[Data entries]

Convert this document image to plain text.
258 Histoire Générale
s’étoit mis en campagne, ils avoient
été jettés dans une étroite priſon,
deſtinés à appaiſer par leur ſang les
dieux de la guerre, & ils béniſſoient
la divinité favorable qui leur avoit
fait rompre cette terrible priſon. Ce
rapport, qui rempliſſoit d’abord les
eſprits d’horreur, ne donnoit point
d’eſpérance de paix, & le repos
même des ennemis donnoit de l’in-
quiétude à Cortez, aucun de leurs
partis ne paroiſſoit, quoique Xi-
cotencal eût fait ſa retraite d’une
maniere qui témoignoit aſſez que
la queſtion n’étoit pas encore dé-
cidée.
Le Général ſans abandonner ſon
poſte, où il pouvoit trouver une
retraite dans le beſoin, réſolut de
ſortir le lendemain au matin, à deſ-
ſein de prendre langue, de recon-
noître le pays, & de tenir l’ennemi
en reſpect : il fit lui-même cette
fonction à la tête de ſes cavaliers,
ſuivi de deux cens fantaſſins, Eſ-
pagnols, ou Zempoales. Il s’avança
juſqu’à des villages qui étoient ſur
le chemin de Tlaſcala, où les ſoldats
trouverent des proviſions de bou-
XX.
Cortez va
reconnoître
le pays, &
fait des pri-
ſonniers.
--
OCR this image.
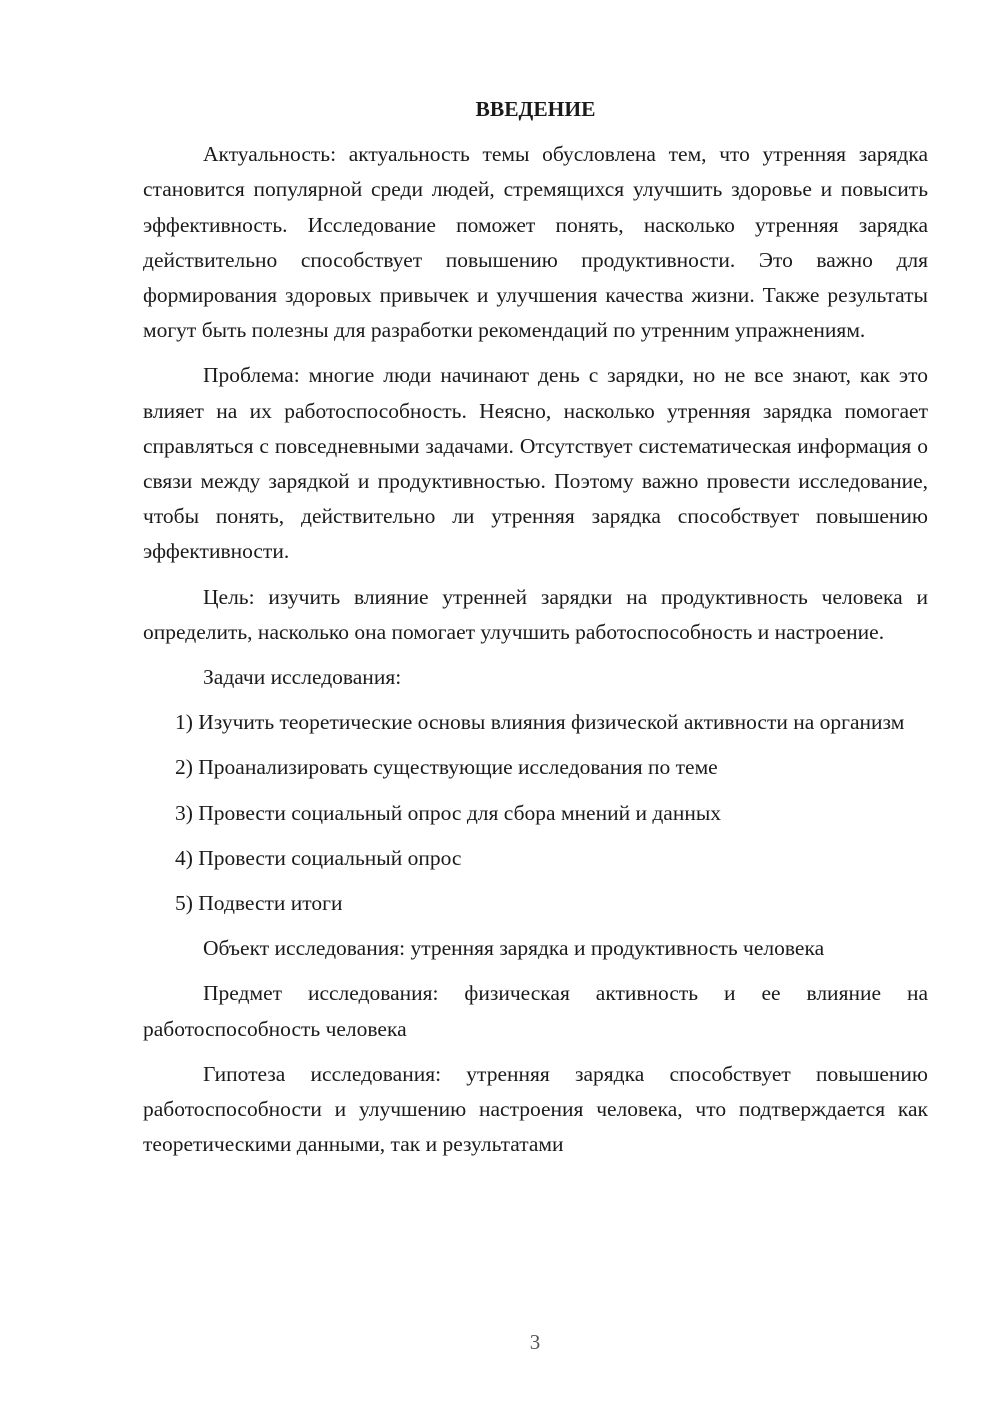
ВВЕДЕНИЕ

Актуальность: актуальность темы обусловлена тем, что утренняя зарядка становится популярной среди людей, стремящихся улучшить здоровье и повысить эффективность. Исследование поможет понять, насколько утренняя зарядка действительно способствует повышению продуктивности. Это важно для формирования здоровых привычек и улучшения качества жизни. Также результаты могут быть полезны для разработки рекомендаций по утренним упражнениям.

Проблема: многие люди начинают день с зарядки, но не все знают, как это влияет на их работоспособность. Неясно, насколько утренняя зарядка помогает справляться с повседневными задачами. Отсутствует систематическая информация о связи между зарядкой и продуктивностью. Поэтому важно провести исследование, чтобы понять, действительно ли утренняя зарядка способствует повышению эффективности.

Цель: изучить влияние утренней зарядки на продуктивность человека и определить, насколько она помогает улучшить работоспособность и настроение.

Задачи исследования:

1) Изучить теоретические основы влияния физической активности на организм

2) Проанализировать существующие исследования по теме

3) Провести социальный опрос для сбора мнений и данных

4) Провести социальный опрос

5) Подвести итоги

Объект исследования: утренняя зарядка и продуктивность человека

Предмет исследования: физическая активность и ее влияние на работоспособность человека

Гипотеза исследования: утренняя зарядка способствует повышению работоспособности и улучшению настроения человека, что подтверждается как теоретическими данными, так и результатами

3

Work to complete =
Pull out each line of the entries that contains "зарядки".

Answer to this task =
Проблема: многие люди начинают день с зарядки, но не все знают, как это влияет на их работоспособность. Неясно, насколько утренняя зарядка помогает справляться с повседневными задачами. Отсутствует систематическая информация о связи между зарядкой и продуктивностью. Поэтому важно провести исследование, чтобы понять, действительно ли утренняя зарядка способствует повышению эффективности.
Цель: изучить влияние утренней зарядки на продуктивность человека и определить, насколько она помогает улучшить работоспособность и настроение.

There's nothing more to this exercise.